Scan the data below for the string "name". Show every line where it turns up.
##### Material supplied #####
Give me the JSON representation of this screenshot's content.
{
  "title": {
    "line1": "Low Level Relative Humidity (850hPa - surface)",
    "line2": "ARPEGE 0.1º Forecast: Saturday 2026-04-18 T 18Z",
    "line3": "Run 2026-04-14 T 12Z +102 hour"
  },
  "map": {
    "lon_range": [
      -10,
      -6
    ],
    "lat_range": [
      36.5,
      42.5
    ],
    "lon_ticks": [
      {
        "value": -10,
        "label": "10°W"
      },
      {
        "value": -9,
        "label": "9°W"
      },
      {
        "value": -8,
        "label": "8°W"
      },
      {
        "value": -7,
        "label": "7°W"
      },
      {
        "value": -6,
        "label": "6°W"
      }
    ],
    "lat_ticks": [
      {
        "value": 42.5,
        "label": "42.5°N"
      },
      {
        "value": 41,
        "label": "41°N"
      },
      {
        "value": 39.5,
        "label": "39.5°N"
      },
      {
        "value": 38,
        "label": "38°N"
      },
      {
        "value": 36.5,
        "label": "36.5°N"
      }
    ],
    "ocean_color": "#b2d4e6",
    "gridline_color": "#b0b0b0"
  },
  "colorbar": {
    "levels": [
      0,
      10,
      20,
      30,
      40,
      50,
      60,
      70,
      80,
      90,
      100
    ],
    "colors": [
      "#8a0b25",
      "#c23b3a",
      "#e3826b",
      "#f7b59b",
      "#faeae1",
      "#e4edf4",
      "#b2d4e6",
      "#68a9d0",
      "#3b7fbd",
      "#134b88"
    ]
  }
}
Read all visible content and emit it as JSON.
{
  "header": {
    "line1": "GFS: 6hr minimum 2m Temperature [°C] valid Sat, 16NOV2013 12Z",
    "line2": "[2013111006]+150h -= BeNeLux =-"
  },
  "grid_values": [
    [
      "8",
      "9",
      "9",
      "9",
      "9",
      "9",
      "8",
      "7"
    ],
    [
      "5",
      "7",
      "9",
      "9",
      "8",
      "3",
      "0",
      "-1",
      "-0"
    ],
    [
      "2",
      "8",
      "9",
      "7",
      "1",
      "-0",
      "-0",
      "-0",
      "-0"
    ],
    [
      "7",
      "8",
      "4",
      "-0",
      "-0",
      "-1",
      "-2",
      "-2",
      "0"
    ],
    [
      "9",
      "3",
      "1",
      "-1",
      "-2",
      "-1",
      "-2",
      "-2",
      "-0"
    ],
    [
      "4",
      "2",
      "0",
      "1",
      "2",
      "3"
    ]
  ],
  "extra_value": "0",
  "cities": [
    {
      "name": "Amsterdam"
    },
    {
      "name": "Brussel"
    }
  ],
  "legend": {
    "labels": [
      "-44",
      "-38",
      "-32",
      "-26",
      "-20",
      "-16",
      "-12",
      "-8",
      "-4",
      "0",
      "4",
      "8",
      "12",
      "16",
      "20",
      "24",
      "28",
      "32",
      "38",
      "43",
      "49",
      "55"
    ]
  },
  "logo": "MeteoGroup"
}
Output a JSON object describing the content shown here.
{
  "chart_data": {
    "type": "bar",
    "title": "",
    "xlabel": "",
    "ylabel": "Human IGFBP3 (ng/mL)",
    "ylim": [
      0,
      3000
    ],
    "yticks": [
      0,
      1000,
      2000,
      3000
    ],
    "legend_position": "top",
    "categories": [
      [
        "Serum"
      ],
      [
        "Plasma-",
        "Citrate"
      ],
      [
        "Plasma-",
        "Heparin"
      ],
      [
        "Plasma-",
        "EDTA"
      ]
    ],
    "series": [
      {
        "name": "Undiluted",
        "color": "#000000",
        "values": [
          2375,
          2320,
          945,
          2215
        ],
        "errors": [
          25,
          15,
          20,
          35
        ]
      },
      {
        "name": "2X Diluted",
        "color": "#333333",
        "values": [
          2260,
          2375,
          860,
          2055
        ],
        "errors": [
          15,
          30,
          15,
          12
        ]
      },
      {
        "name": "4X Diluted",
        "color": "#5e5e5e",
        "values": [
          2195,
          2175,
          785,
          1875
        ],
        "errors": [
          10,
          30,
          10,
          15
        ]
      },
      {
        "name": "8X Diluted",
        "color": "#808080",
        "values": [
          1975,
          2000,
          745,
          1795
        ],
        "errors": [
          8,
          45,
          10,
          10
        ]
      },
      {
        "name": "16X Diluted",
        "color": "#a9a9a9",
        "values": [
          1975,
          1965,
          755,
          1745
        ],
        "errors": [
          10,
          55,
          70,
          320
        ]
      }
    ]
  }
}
#####
Full solution -
      "name": "Amsterdam"
      "name": "Brussel"
        "name": "Undiluted",
        "name": "2X Diluted",
        "name": "4X Diluted",
        "name": "8X Diluted",
        "name": "16X Diluted",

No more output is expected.